> _To be done_:
A – In the Georgia court opinion on a marijuana trafficking appeal, what name did the misdirected package bear?
B – Continue the Georgia court opinion on the marijuana trafficking appeal from where it stops.

> _Document passage_:
◇ ◇ ◇

Court of Appeals of Georgia
Mar 23, 2011
708 S.E.2d 614 (Ga. Ct. App. 2011)

Summary

concluding that defendant's conviction for trafficking in marijuana was authorized since he participated as a party to the drug offense and had agreed to accept delivery of the package of marijuana at his residence

Summary of this case from Wilson v. State

Opinion

No. A10A1799.

DECIDED MARCH 23, 2011.

Drug violation. Hall Superior Court. Before Judge Gregory, pro hac vice.

Jon D. Haskin, for appellant.

Lee Darragh, District Attorney, Shiv Sachdeva, Assistant District Attorney, for appellee.


A jury convicted Daniel Park of trafficking in marijuana (OCGA § 16-13-31 (c)) and misdemeanor possession of marijuana (OCGA § 16-13-30 (j) (1)). Park appeals, contending that (i) the trial court erred in denying his motion to suppress the evidence seized during the warrantless search of his residence and (ii) the evidence was insufficient to sustain his trafficking in marijuana conviction. Discerning no error, we affirm.

Viewed in the light most favorable to the jury's verdict, Jackson v. Virginia, 443 U.S. 307 ( 99 SC 2781, 61 LE2d 560) (1979), the trial evidence shows that on April 4, 2008, a suspicious package addressed to Park's residence in Hall County was misdirected to Park's neighbor. The package was a medium-sized box bearing the name "Abby." After retrieving the package, the neighbor noticed that the package was "a little soggy" and "had a funny smell to it." The neighbor described that the package eventually "started smelling really bad" and caused her to develop a slight headache. Perceiving that something "just didn't seem right" about the package, the neighbor took it to her father for his inspection. When her father opened the package, they observed a grass-like substance wrapped in plastic. They suspected that the substance was marijuana and called the police.

◇ ◇ ◇

> _Data_:
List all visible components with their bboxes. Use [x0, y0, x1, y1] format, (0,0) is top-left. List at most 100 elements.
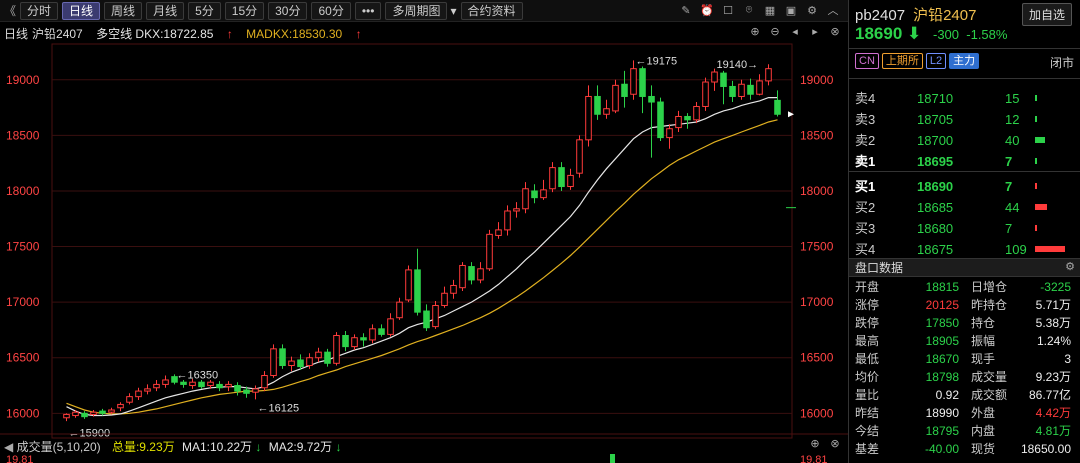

◇ ◇ ◇

> _Expected outputs_:
A – "Abby."

B –
The responding officers took custody of the package and launched an investigation. The investigating detective identified the substance in the package as marijuana based upon his training and experience. Subsequent testing of the substance further confirmed that it was marijuana, weighing 12.46 pounds.

On the same afternoon that the package was received, the officers arranged a controlled delivery to the address that was listed on the package. An investigator, disguised as a postal carrier, made the delivery, while other undercover officers provided backup and surveillance nearby. When the investigator knocked on the door to the residence, Park's roommate and codefendant, Justin Wilson, answered. The investigator asked Wilson if "Abby" was present. Wilson responded, "no . . . but they were expecting the package and he would accept delivery of it." Wilson signed the delivery form, using a fictitious name, and took possession of the package containing the drug contraband. When Wilson attempted to take the package inside the residence, the investigator gave the takedown signal to the other agents and secured the package from Wilson's possession. Wilson was placed on the ground and was detained in handcuffs.

Through the open door of the residence, the officers observed the presence of four adult occupants. The officers entered the residence, performed a protective sweep, and secured all of the occupants. During the protective sweep, the officers observed a marijuana grinder, marijuana stems, and plastic baggies in plain view on a table in the bedroom identified as belonging to Park.

Following the protective sweep, the officers requested and received Wilson's consent to search the common areas of the residence. During the search, the officers discovered marijuana in a baggie located in a bathroom and additional baggies containing marijuana residue in the kitchen.

After Wilson was arrested, he was advised of his rights under Miranda. Wilson agreed to cooperate with the investigation and informed the officers that his roommate, Park, had advised him that the package of marijuana would be shipped to the residence and that the package was for his friend, David Salinas. Although Park was not present at the residence during the controlled delivery, Wilson informed the officers that Park would be arriving soon.

Miranda v. Arizona, 384 U.S. 436 ( 86 SC 1602, 16 LE2d 694) (1966).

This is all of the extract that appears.